PROBLEM DETAILS — Only a number is wanted: how many lines in these records contain the word "name"?

++++++

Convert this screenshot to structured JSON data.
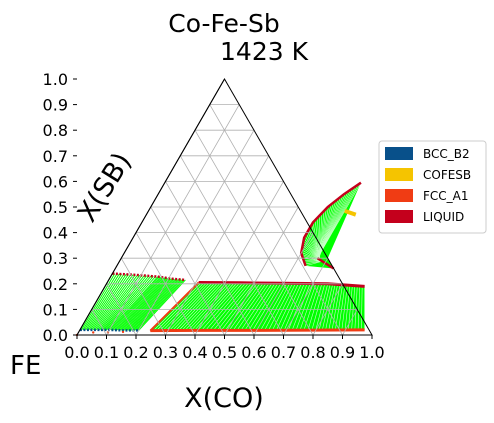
{
  "chart_data": {
    "type": "ternary",
    "title": "Co-Fe-Sb",
    "subtitle": "1423  K",
    "xlabel": "X(CO)",
    "ylabel": "X(SB)",
    "corner_label": "FE",
    "xlim": [
      0,
      1
    ],
    "ylim": [
      0,
      1
    ],
    "x_ticks": [
      "0.0",
      "0.1",
      "0.2",
      "0.3",
      "0.4",
      "0.5",
      "0.6",
      "0.7",
      "0.8",
      "0.9",
      "1.0"
    ],
    "y_ticks": [
      "0.0",
      "0.1",
      "0.2",
      "0.3",
      "0.4",
      "0.5",
      "0.6",
      "0.7",
      "0.8",
      "0.9",
      "1.0"
    ],
    "grid": true,
    "legend_position": "right",
    "legend": [
      {
        "name": "BCC_B2",
        "color": "#08508a"
      },
      {
        "name": "COFESB",
        "color": "#f5c400"
      },
      {
        "name": "FCC_A1",
        "color": "#f03c14"
      },
      {
        "name": "LIQUID",
        "color": "#c4001c"
      }
    ],
    "tie_line_color": "#00ff00",
    "regions": {
      "fcc_liquid_band": {
        "fcc_boundary": [
          [
            0.24,
            0.017
          ],
          [
            0.4,
            0.018
          ],
          [
            0.6,
            0.018
          ],
          [
            0.8,
            0.019
          ],
          [
            0.965,
            0.02
          ]
        ],
        "liquid_boundary": [
          [
            0.31,
            0.205
          ],
          [
            0.45,
            0.204
          ],
          [
            0.6,
            0.202
          ],
          [
            0.75,
            0.2
          ],
          [
            0.88,
            0.19
          ]
        ]
      },
      "bcc_liquid_region": {
        "bcc_boundary": [
          [
            0.0,
            0.02
          ],
          [
            0.05,
            0.02
          ],
          [
            0.1,
            0.02
          ],
          [
            0.15,
            0.018
          ],
          [
            0.2,
            0.018
          ]
        ],
        "liquid_boundary": [
          [
            0.0,
            0.24
          ],
          [
            0.08,
            0.235
          ],
          [
            0.16,
            0.228
          ],
          [
            0.21,
            0.22
          ],
          [
            0.26,
            0.215
          ]
        ],
        "fcc_bcc_dots": [
          [
            0.0,
            0.0
          ],
          [
            0.05,
            0.01
          ],
          [
            0.1,
            0.01
          ],
          [
            0.15,
            0.012
          ]
        ]
      },
      "sb_rich_liquid": {
        "liquid_boundary": [
          [
            0.64,
            0.27
          ],
          [
            0.6,
            0.32
          ],
          [
            0.58,
            0.38
          ],
          [
            0.58,
            0.44
          ],
          [
            0.6,
            0.5
          ],
          [
            0.63,
            0.55
          ],
          [
            0.665,
            0.595
          ]
        ],
        "sb_side_boundary": [
          [
            0.665,
            0.3
          ],
          [
            0.74,
            0.26
          ]
        ],
        "cofesb": [
          [
            0.665,
            0.485
          ],
          [
            0.71,
            0.47
          ]
        ]
      }
    }
  }
}
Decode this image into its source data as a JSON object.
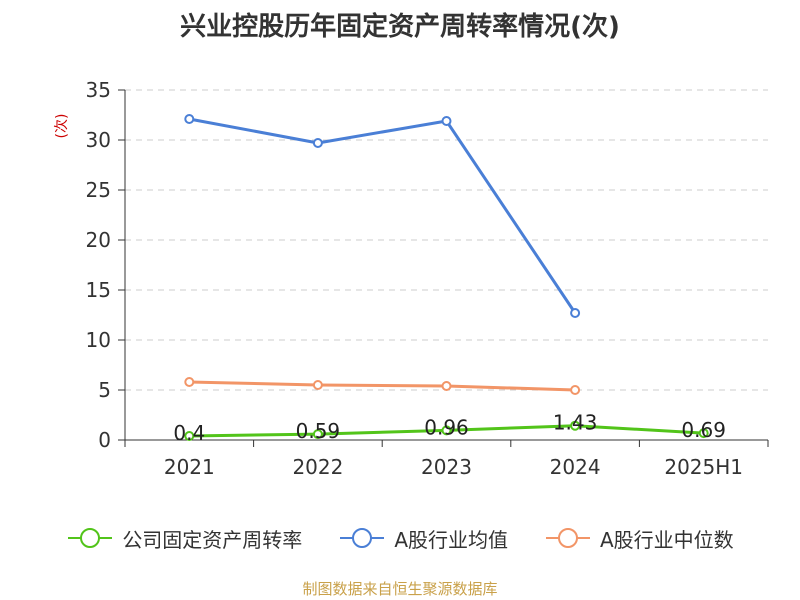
{
  "title": "兴业控股历年固定资产周转率情况(次)",
  "source": "制图数据来自恒生聚源数据库",
  "chart_data": {
    "type": "line",
    "title": "兴业控股历年固定资产周转率情况(次)",
    "ylabel": "(次)",
    "xlabel": "",
    "ylim": [
      0,
      35
    ],
    "yticks": [
      "0",
      "5",
      "10",
      "15",
      "20",
      "25",
      "30",
      "35"
    ],
    "categories": [
      "2021",
      "2022",
      "2023",
      "2024",
      "2025H1"
    ],
    "grid": true,
    "legend_position": "bottom",
    "series": [
      {
        "name": "公司固定资产周转率",
        "color": "#52c41a",
        "values": [
          0.4,
          0.59,
          0.96,
          1.43,
          0.69
        ],
        "labels": [
          "0.4",
          "0.59",
          "0.96",
          "1.43",
          "0.69"
        ]
      },
      {
        "name": "A股行业均值",
        "color": "#4a7fd6",
        "values": [
          32.1,
          29.7,
          31.9,
          12.7,
          null
        ]
      },
      {
        "name": "A股行业中位数",
        "color": "#f29567",
        "values": [
          5.8,
          5.5,
          5.4,
          5.0,
          null
        ]
      }
    ]
  }
}
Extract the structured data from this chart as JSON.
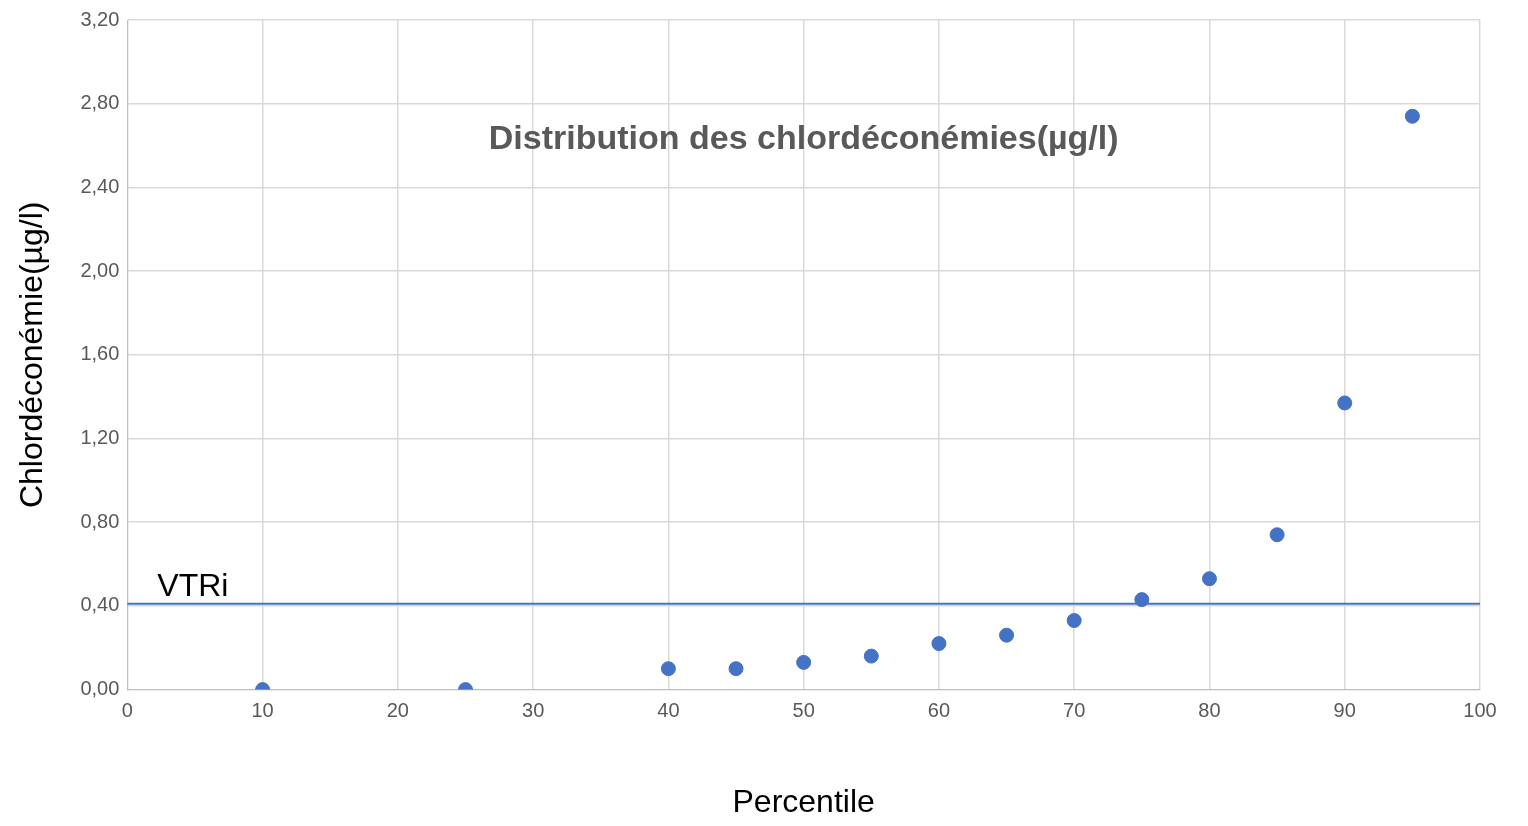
{
  "chart_data": {
    "type": "scatter",
    "title": "Distribution des chlordéconémies(µg/l)",
    "xlabel": "Percentile",
    "ylabel": "Chlordéconémie(µg/l)",
    "x": [
      10,
      25,
      40,
      45,
      50,
      55,
      60,
      65,
      70,
      75,
      80,
      85,
      90,
      95
    ],
    "series": [
      {
        "color": "#4472c4",
        "values": [
          0,
          0,
          0.1,
          0.1,
          0.13,
          0.16,
          0.22,
          0.26,
          0.33,
          0.43,
          0.53,
          0.74,
          1.37,
          2.74
        ]
      }
    ],
    "xlim": [
      0,
      100
    ],
    "xticks": [
      0,
      10,
      20,
      30,
      40,
      50,
      60,
      70,
      80,
      90,
      100
    ],
    "ylim": [
      0,
      3.2
    ],
    "yticks": [
      {
        "value": 0,
        "label": "0,00"
      },
      {
        "value": 0.4,
        "label": "0,40"
      },
      {
        "value": 0.8,
        "label": "0,80"
      },
      {
        "value": 1.2,
        "label": "1,20"
      },
      {
        "value": 1.6,
        "label": "1,60"
      },
      {
        "value": 2.0,
        "label": "2,00"
      },
      {
        "value": 2.4,
        "label": "2,40"
      },
      {
        "value": 2.8,
        "label": "2,80"
      },
      {
        "value": 3.2,
        "label": "3,20"
      }
    ],
    "ref_lines": [
      {
        "axis": "y",
        "value": 0.41,
        "label": "VTRi",
        "color": "#4472c4"
      }
    ],
    "grid": true,
    "legend": false,
    "marker": "circle"
  }
}
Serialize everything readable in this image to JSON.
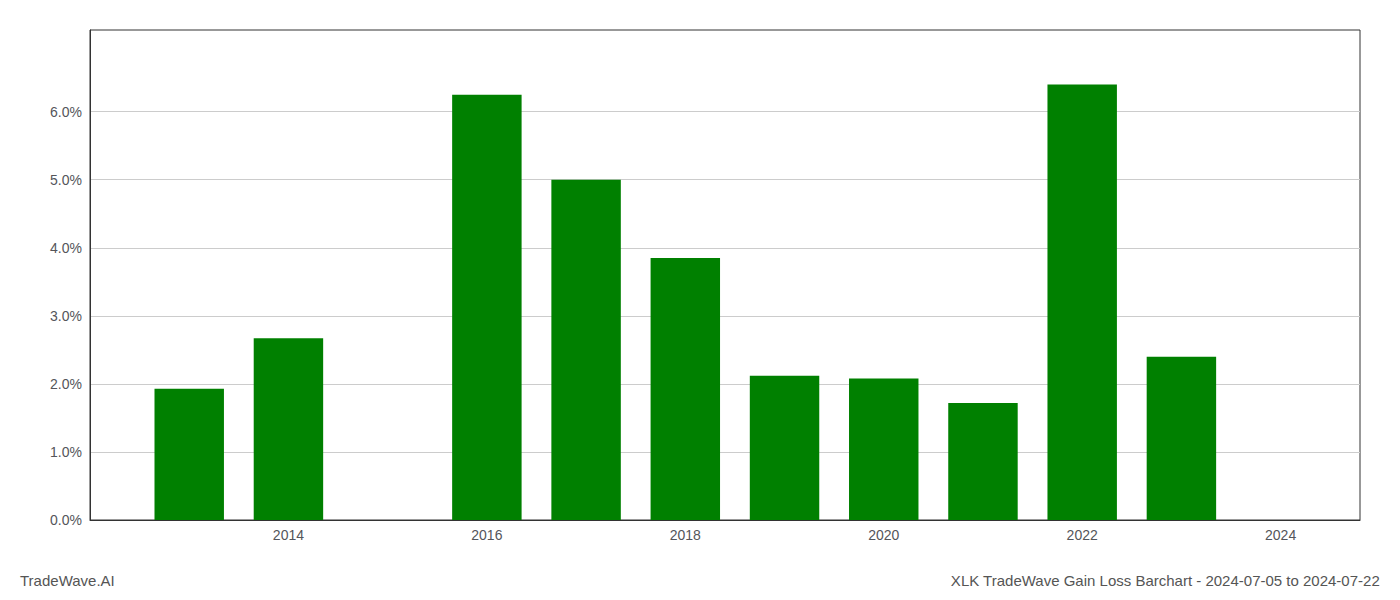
{
  "chart_data": {
    "type": "bar",
    "x": [
      2013,
      2014,
      2016,
      2017,
      2018,
      2019,
      2020,
      2021,
      2022,
      2023
    ],
    "values": [
      0.0193,
      0.0267,
      0.0625,
      0.05,
      0.0385,
      0.0212,
      0.0208,
      0.0172,
      0.064,
      0.024
    ],
    "color": "#008000",
    "xlim": [
      2012.0,
      2024.8
    ],
    "xticks": [
      2014,
      2016,
      2018,
      2020,
      2022,
      2024
    ],
    "ylim": [
      0.0,
      0.072
    ],
    "yticks": [
      {
        "value": 0.0,
        "label": "0.0%"
      },
      {
        "value": 0.01,
        "label": "1.0%"
      },
      {
        "value": 0.02,
        "label": "2.0%"
      },
      {
        "value": 0.03,
        "label": "3.0%"
      },
      {
        "value": 0.04,
        "label": "4.0%"
      },
      {
        "value": 0.05,
        "label": "5.0%"
      },
      {
        "value": 0.06,
        "label": "6.0%"
      }
    ],
    "annotations": [
      "TradeWave.AI",
      "XLK TradeWave Gain Loss Barchart - 2024-07-05 to 2024-07-22"
    ],
    "grid": true
  }
}
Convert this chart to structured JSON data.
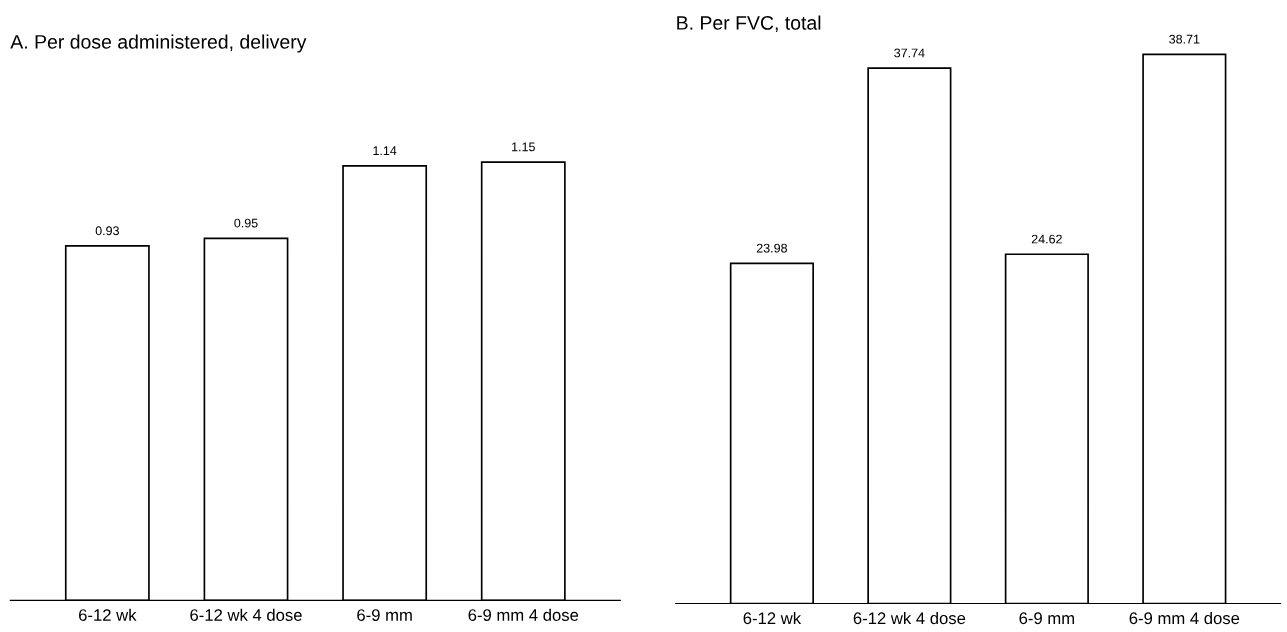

++++++

EXERCISE RESULT — 7